** Directive **
Reproduce all lines of the listing below in which the word "suffix" occurs.

** Stored records **

■ ■ ■ ■ ■ ■ ■

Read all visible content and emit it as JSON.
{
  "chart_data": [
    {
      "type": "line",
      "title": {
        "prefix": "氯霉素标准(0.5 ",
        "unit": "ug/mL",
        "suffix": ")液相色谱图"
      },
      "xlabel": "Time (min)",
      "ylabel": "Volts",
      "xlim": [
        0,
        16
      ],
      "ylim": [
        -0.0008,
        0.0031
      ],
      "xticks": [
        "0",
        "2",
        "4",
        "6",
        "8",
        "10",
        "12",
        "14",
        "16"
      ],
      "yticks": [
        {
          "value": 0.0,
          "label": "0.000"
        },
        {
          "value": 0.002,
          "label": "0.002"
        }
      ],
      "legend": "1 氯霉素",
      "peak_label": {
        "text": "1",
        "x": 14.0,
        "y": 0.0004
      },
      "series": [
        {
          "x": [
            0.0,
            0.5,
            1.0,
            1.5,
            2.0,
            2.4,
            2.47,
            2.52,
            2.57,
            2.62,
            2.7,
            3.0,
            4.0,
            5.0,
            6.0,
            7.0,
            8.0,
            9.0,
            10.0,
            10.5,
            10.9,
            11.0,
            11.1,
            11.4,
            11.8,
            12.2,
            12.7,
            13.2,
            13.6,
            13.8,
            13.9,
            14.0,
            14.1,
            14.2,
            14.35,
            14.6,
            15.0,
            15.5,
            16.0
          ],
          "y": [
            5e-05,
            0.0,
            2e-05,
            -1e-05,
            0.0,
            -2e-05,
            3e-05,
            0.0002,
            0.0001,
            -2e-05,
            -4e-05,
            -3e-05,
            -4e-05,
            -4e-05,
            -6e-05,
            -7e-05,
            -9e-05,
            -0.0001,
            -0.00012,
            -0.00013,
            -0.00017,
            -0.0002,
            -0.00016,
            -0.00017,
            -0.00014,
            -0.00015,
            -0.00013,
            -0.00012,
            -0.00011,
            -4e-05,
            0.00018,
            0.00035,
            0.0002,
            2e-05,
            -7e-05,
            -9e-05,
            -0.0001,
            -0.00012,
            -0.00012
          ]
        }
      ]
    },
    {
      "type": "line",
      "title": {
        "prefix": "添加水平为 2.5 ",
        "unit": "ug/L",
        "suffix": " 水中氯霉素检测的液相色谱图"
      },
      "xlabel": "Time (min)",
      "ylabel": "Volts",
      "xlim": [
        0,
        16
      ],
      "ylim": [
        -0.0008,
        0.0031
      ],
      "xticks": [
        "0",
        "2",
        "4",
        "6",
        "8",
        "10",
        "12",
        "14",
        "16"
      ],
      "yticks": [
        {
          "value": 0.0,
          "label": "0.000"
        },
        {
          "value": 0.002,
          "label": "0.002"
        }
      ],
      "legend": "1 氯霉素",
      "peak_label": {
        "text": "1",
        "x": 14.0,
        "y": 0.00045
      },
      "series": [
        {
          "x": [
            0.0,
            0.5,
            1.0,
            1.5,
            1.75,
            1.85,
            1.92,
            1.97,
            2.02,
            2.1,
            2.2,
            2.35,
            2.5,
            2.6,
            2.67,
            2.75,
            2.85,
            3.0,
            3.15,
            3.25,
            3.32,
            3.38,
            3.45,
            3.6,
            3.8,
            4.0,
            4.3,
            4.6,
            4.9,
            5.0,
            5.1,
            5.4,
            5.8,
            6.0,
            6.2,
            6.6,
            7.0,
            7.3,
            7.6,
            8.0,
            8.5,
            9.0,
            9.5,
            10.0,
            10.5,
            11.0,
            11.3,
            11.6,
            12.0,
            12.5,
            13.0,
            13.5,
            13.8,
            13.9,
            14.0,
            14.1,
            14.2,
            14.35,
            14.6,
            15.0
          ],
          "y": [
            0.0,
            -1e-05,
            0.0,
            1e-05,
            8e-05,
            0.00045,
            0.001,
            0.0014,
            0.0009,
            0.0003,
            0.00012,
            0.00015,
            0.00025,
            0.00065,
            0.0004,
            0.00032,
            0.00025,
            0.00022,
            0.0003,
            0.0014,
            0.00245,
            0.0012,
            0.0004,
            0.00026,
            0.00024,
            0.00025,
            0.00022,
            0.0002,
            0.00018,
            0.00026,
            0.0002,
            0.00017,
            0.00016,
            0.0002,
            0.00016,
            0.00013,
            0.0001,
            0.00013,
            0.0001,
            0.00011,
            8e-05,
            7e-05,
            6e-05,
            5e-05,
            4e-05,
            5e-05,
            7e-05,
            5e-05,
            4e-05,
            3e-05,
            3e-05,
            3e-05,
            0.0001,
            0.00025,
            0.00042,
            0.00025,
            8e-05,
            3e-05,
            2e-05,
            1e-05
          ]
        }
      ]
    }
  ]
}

■ ■ ■ ■ ■ ■ ■

** Task output **
        "suffix": ")液相色谱图"
        "suffix": " 水中氯霉素检测的液相色谱图"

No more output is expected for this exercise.